MATERIAL FOR THIS TASK:
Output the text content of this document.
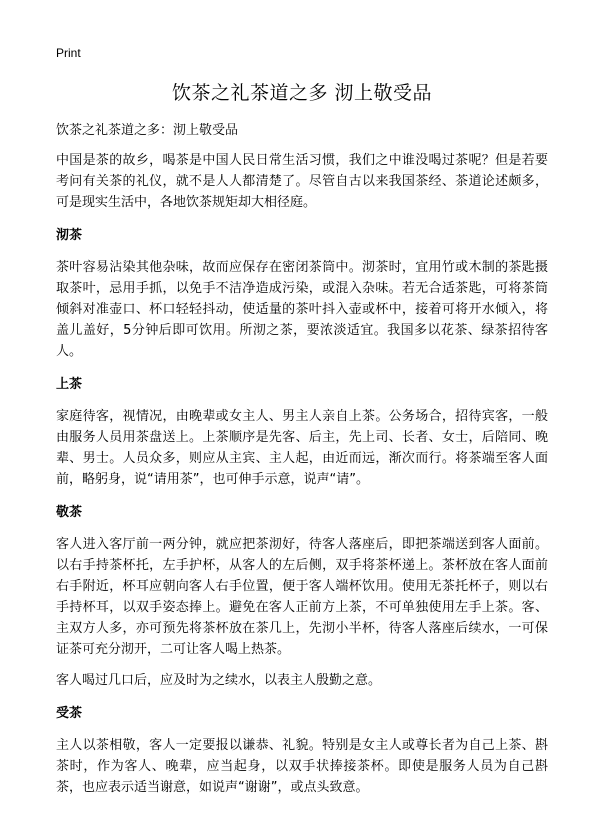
Print
饮茶之礼茶道之多 沏上敬受品

饮茶之礼茶道之多：沏上敬受品

中国是茶的故乡，喝茶是中国人民日常生活习惯，我们之中谁没喝过茶呢？但是若要考问有关茶的礼仪，就不是人人都清楚了。尽管自古以来我国茶经、茶道论述颇多，可是现实生活中，各地饮茶规矩却大相径庭。

沏茶

茶叶容易沾染其他杂味，故而应保存在密闭茶筒中。沏茶时，宜用竹或木制的茶匙摄取茶叶，忌用手抓，以免手不洁净造成污染，或混入杂味。若无合适茶匙，可将茶筒倾斜对准壶口、杯口轻轻抖动，使适量的茶叶抖入壶或杯中，接着可将开水倾入，将盖儿盖好，5分钟后即可饮用。所沏之茶，要浓淡适宜。我国多以花茶、绿茶招待客人。

上茶

家庭待客，视情况，由晚辈或女主人、男主人亲自上茶。公务场合，招待宾客，一般由服务人员用茶盘送上。上茶顺序是先客、后主，先上司、长者、女士，后陪同、晚辈、男士。人员众多，则应从主宾、主人起，由近而远，渐次而行。将茶端至客人面前，略躬身，说“请用茶”，也可伸手示意，说声“请”。

敬茶

客人进入客厅前一两分钟，就应把茶沏好，待客人落座后，即把茶端送到客人面前。以右手持茶杯托，左手护杯，从客人的左后侧，双手将茶杯递上。茶杯放在客人面前右手附近，杯耳应朝向客人右手位置，便于客人端杯饮用。使用无茶托杯子，则以右手持杯耳，以双手姿态捧上。避免在客人正前方上茶，不可单独使用左手上茶。客、主双方人多，亦可预先将茶杯放在茶几上，先沏小半杯，待客人落座后续水，一可保证茶可充分沏开，二可让客人喝上热茶。

客人喝过几口后，应及时为之续水，以表主人殷勤之意。

受茶

主人以茶相敬，客人一定要报以谦恭、礼貌。特别是女主人或尊长者为自己上茶、斟茶时，作为客人、晚辈，应当起身，以双手状捧接茶杯。即使是服务人员为自己斟茶，也应表示适当谢意，如说声“谢谢”，或点头致意。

STATED GOAL: Reproduce the data verbatim. Do not carry any picture into the copy.

REPLY TO THE TASK:
Output the text content of this document.
Print
饮茶之礼茶道之多 沏上敬受品

饮茶之礼茶道之多：沏上敬受品

中国是茶的故乡，喝茶是中国人民日常生活习惯，我们之中谁没喝过茶呢？但是若要考问有关茶的礼仪，就不是人人都清楚了。尽管自古以来我国茶经、茶道论述颇多，可是现实生活中，各地饮茶规矩却大相径庭。

沏茶

茶叶容易沾染其他杂味，故而应保存在密闭茶筒中。沏茶时，宜用竹或木制的茶匙摄取茶叶，忌用手抓，以免手不洁净造成污染，或混入杂味。若无合适茶匙，可将茶筒倾斜对准壶口、杯口轻轻抖动，使适量的茶叶抖入壶或杯中，接着可将开水倾入，将盖儿盖好，5分钟后即可饮用。所沏之茶，要浓淡适宜。我国多以花茶、绿茶招待客人。

上茶

家庭待客，视情况，由晚辈或女主人、男主人亲自上茶。公务场合，招待宾客，一般由服务人员用茶盘送上。上茶顺序是先客、后主，先上司、长者、女士，后陪同、晚辈、男士。人员众多，则应从主宾、主人起，由近而远，渐次而行。将茶端至客人面前，略躬身，说“请用茶”，也可伸手示意，说声“请”。

敬茶

客人进入客厅前一两分钟，就应把茶沏好，待客人落座后，即把茶端送到客人面前。以右手持茶杯托，左手护杯，从客人的左后侧，双手将茶杯递上。茶杯放在客人面前右手附近，杯耳应朝向客人右手位置，便于客人端杯饮用。使用无茶托杯子，则以右手持杯耳，以双手姿态捧上。避免在客人正前方上茶，不可单独使用左手上茶。客、主双方人多，亦可预先将茶杯放在茶几上，先沏小半杯，待客人落座后续水，一可保证茶可充分沏开，二可让客人喝上热茶。

客人喝过几口后，应及时为之续水，以表主人殷勤之意。

受茶

主人以茶相敬，客人一定要报以谦恭、礼貌。特别是女主人或尊长者为自己上茶、斟茶时，作为客人、晚辈，应当起身，以双手状捧接茶杯。即使是服务人员为自己斟茶，也应表示适当谢意，如说声“谢谢”，或点头致意。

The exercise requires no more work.